■ Dataset content
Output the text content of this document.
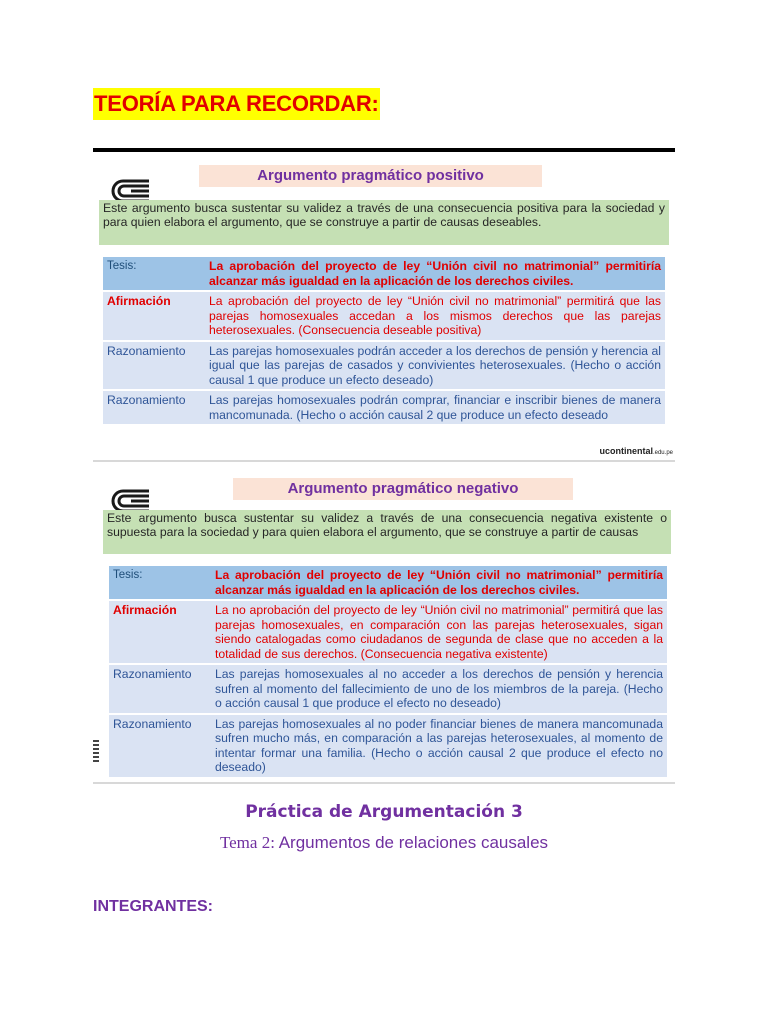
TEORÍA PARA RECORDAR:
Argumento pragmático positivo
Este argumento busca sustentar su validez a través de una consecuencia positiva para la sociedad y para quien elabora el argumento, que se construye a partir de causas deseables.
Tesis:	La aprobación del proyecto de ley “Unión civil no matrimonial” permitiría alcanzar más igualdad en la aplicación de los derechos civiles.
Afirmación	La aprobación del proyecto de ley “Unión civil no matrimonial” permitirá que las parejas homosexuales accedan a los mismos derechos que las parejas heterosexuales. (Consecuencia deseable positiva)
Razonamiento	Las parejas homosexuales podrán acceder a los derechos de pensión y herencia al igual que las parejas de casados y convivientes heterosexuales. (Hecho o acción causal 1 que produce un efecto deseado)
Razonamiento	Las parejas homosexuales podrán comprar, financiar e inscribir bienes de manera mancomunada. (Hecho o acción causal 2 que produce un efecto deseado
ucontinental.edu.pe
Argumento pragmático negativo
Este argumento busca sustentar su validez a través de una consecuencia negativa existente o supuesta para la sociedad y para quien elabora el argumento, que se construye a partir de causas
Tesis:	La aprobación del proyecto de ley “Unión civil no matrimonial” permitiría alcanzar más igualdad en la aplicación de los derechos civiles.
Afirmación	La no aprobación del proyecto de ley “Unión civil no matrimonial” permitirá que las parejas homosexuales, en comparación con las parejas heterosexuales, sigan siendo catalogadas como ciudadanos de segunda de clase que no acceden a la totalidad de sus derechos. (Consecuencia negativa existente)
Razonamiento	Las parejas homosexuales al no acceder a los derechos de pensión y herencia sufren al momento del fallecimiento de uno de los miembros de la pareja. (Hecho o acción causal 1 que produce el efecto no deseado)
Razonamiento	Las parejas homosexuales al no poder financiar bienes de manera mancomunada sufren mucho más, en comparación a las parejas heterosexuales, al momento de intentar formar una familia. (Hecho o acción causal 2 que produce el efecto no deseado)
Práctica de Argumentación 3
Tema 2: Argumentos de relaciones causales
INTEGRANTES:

■ Task objective
Without the pictures, transcribe the listing above exactly.

■ The solution
Output the text content of this document.
TEORÍA PARA RECORDAR:
Argumento pragmático positivo
Este argumento busca sustentar su validez a través de una consecuencia positiva para la sociedad y para quien elabora el argumento, que se construye a partir de causas deseables.
Tesis:	La aprobación del proyecto de ley “Unión civil no matrimonial” permitiría alcanzar más igualdad en la aplicación de los derechos civiles.
Afirmación	La aprobación del proyecto de ley “Unión civil no matrimonial” permitirá que las parejas homosexuales accedan a los mismos derechos que las parejas heterosexuales. (Consecuencia deseable positiva)
Razonamiento	Las parejas homosexuales podrán acceder a los derechos de pensión y herencia al igual que las parejas de casados y convivientes heterosexuales. (Hecho o acción causal 1 que produce un efecto deseado)
Razonamiento	Las parejas homosexuales podrán comprar, financiar e inscribir bienes de manera mancomunada. (Hecho o acción causal 2 que produce un efecto deseado
ucontinental.edu.pe
Argumento pragmático negativo
Este argumento busca sustentar su validez a través de una consecuencia negativa existente o supuesta para la sociedad y para quien elabora el argumento, que se construye a partir de causas
Tesis:	La aprobación del proyecto de ley “Unión civil no matrimonial” permitiría alcanzar más igualdad en la aplicación de los derechos civiles.
Afirmación	La no aprobación del proyecto de ley “Unión civil no matrimonial” permitirá que las parejas homosexuales, en comparación con las parejas heterosexuales, sigan siendo catalogadas como ciudadanos de segunda de clase que no acceden a la totalidad de sus derechos. (Consecuencia negativa existente)
Razonamiento	Las parejas homosexuales al no acceder a los derechos de pensión y herencia sufren al momento del fallecimiento de uno de los miembros de la pareja. (Hecho o acción causal 1 que produce el efecto no deseado)
Razonamiento	Las parejas homosexuales al no poder financiar bienes de manera mancomunada sufren mucho más, en comparación a las parejas heterosexuales, al momento de intentar formar una familia. (Hecho o acción causal 2 que produce el efecto no deseado)
Práctica de Argumentación 3
Tema 2: Argumentos de relaciones causales
INTEGRANTES:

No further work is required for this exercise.